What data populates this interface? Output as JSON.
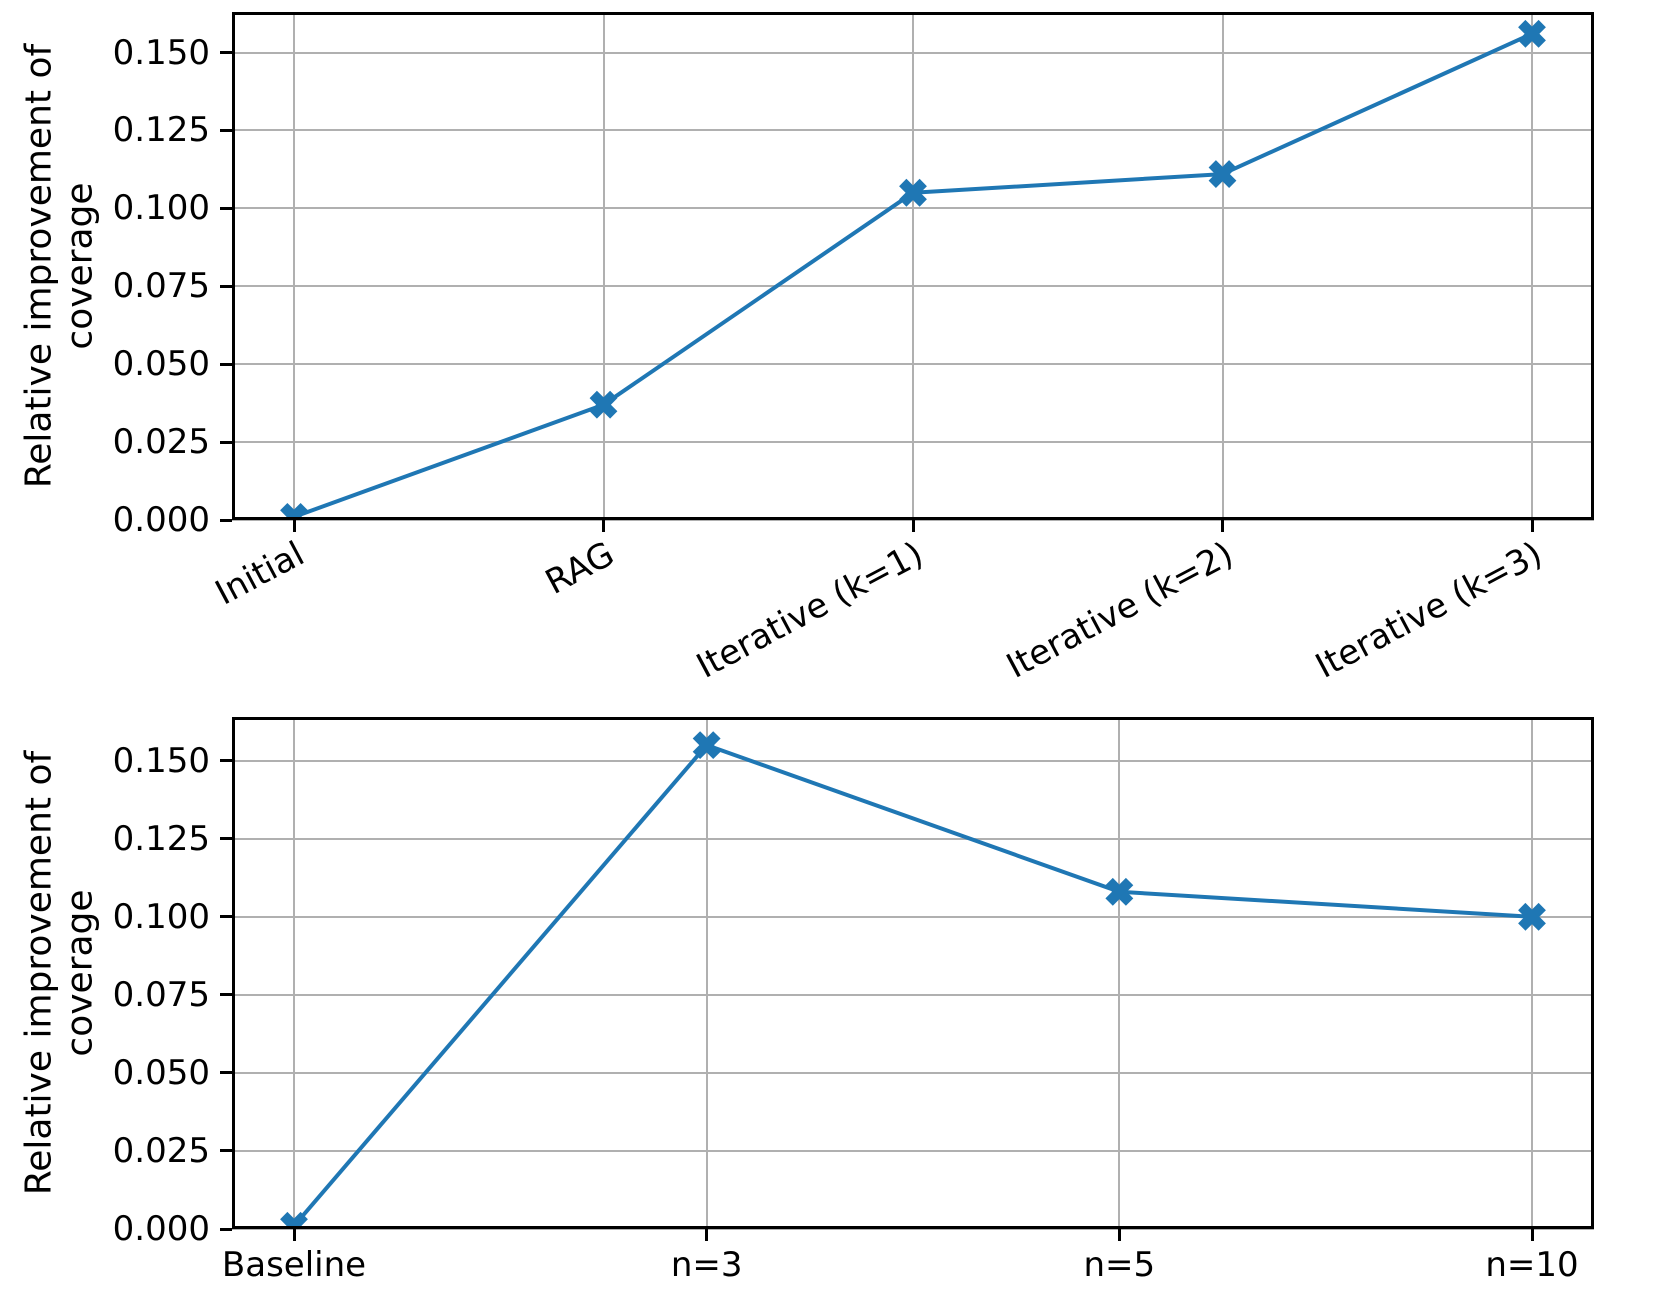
{
  "figure": {
    "background": "#ffffff",
    "line_color": "#1f77b4",
    "grid_color": "#b0b0b0",
    "spine_color": "#000000",
    "text_color": "#000000"
  },
  "chart_data": [
    {
      "type": "line",
      "title": "",
      "xlabel": "",
      "ylabel_lines": [
        "Relative improvement of",
        "coverage"
      ],
      "categories": [
        "Initial",
        "RAG",
        "Iterative (k=1)",
        "Iterative (k=2)",
        "Iterative (k=3)"
      ],
      "values": [
        0.001,
        0.037,
        0.105,
        0.111,
        0.156
      ],
      "yticks": [
        0.0,
        0.025,
        0.05,
        0.075,
        0.1,
        0.125,
        0.15
      ],
      "ytick_labels": [
        "0.000",
        "0.025",
        "0.050",
        "0.075",
        "0.100",
        "0.125",
        "0.150"
      ],
      "ylim": [
        0,
        0.163
      ],
      "grid": true,
      "legend": null,
      "marker": "X",
      "xtick_rotation_deg": 28
    },
    {
      "type": "line",
      "title": "",
      "xlabel": "",
      "ylabel_lines": [
        "Relative improvement of",
        "coverage"
      ],
      "categories": [
        "Baseline",
        "n=3",
        "n=5",
        "n=10"
      ],
      "values": [
        0.001,
        0.155,
        0.108,
        0.1
      ],
      "yticks": [
        0.0,
        0.025,
        0.05,
        0.075,
        0.1,
        0.125,
        0.15
      ],
      "ytick_labels": [
        "0.000",
        "0.025",
        "0.050",
        "0.075",
        "0.100",
        "0.125",
        "0.150"
      ],
      "ylim": [
        0,
        0.164
      ],
      "grid": true,
      "legend": null,
      "marker": "X",
      "xtick_rotation_deg": 0
    }
  ]
}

---

**PROBLEM**
All the material shown above is to be copied exactly, with no pictures carried over.

**SOLVED EXERCISE**
What data populates this interface? Output as JSON.
{
  "figure": {
    "background": "#ffffff",
    "line_color": "#1f77b4",
    "grid_color": "#b0b0b0",
    "spine_color": "#000000",
    "text_color": "#000000"
  },
  "chart_data": [
    {
      "type": "line",
      "title": "",
      "xlabel": "",
      "ylabel_lines": [
        "Relative improvement of",
        "coverage"
      ],
      "categories": [
        "Initial",
        "RAG",
        "Iterative (k=1)",
        "Iterative (k=2)",
        "Iterative (k=3)"
      ],
      "values": [
        0.001,
        0.037,
        0.105,
        0.111,
        0.156
      ],
      "yticks": [
        0.0,
        0.025,
        0.05,
        0.075,
        0.1,
        0.125,
        0.15
      ],
      "ytick_labels": [
        "0.000",
        "0.025",
        "0.050",
        "0.075",
        "0.100",
        "0.125",
        "0.150"
      ],
      "ylim": [
        0,
        0.163
      ],
      "grid": true,
      "legend": null,
      "marker": "X",
      "xtick_rotation_deg": 28
    },
    {
      "type": "line",
      "title": "",
      "xlabel": "",
      "ylabel_lines": [
        "Relative improvement of",
        "coverage"
      ],
      "categories": [
        "Baseline",
        "n=3",
        "n=5",
        "n=10"
      ],
      "values": [
        0.001,
        0.155,
        0.108,
        0.1
      ],
      "yticks": [
        0.0,
        0.025,
        0.05,
        0.075,
        0.1,
        0.125,
        0.15
      ],
      "ytick_labels": [
        "0.000",
        "0.025",
        "0.050",
        "0.075",
        "0.100",
        "0.125",
        "0.150"
      ],
      "ylim": [
        0,
        0.164
      ],
      "grid": true,
      "legend": null,
      "marker": "X",
      "xtick_rotation_deg": 0
    }
  ]
}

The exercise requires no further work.